=== Material provided ===
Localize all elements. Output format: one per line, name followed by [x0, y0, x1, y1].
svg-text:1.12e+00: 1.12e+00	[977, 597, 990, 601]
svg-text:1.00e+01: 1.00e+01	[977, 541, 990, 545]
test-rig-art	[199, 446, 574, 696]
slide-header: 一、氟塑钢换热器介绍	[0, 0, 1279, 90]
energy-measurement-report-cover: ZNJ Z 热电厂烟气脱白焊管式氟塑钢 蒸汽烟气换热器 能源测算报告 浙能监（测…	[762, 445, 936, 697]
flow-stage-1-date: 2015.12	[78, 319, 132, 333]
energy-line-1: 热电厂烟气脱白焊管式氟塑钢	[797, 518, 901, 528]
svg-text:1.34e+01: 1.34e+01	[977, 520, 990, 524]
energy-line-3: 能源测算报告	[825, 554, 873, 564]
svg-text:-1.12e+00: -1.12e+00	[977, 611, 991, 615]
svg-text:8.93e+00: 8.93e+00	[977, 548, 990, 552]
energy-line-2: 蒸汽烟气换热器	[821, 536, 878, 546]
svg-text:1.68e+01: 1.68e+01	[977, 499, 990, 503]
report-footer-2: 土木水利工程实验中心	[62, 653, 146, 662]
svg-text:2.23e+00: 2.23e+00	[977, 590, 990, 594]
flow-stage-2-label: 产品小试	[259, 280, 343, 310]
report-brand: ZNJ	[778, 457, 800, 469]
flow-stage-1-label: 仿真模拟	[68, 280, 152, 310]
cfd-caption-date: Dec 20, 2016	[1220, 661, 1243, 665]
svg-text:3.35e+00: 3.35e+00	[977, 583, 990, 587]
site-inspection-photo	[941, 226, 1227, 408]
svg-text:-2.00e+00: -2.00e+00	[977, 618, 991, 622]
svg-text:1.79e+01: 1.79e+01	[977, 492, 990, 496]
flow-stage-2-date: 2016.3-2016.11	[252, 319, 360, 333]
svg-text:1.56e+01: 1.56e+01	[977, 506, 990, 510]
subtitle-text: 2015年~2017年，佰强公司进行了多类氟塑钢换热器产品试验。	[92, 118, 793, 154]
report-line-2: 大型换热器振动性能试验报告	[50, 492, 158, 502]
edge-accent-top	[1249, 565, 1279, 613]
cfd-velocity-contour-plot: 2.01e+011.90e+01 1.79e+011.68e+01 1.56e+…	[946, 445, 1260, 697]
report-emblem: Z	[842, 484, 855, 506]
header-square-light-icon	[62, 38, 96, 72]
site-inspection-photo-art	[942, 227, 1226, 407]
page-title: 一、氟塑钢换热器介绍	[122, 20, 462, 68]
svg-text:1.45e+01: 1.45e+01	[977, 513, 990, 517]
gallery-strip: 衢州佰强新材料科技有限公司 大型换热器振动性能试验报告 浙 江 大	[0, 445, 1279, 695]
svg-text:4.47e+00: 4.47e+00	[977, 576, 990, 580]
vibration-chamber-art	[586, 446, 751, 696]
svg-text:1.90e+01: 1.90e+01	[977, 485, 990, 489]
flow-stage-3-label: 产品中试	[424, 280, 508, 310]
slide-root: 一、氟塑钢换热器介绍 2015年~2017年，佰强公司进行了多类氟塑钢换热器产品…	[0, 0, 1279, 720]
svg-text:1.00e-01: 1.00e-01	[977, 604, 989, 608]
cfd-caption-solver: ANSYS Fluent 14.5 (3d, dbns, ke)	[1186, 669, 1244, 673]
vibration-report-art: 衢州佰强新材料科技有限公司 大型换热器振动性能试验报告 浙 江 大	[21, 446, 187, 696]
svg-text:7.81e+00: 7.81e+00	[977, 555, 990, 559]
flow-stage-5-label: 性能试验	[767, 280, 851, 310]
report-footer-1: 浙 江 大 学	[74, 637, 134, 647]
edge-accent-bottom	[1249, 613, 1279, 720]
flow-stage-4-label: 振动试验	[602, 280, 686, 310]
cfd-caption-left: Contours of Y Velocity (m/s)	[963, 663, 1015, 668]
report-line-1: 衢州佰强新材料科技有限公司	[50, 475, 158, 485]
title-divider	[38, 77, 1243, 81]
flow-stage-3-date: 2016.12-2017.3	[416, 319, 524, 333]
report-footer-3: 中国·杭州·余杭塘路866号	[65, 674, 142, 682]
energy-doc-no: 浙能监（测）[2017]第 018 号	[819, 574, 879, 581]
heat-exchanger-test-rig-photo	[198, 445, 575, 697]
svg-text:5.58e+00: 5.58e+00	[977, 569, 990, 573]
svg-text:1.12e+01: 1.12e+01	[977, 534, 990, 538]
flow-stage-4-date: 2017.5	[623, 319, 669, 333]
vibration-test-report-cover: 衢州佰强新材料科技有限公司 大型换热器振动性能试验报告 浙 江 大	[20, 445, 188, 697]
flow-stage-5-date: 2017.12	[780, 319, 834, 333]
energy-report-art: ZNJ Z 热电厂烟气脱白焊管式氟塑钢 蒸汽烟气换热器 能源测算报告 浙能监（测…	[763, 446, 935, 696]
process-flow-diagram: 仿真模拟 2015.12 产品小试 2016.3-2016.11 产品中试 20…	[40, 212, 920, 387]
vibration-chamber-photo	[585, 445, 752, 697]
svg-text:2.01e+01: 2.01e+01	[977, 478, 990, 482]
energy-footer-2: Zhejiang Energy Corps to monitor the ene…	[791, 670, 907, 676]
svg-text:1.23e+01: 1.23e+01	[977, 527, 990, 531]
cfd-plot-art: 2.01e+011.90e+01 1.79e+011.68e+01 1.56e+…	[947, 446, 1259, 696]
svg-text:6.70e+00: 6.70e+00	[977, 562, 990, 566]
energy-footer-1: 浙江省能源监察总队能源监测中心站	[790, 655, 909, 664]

=== Challenge ===
Count the lines of the listing above that contain the string "header", matching case exactly, and reply with the number alone.

=== Reply to the exercise ===
2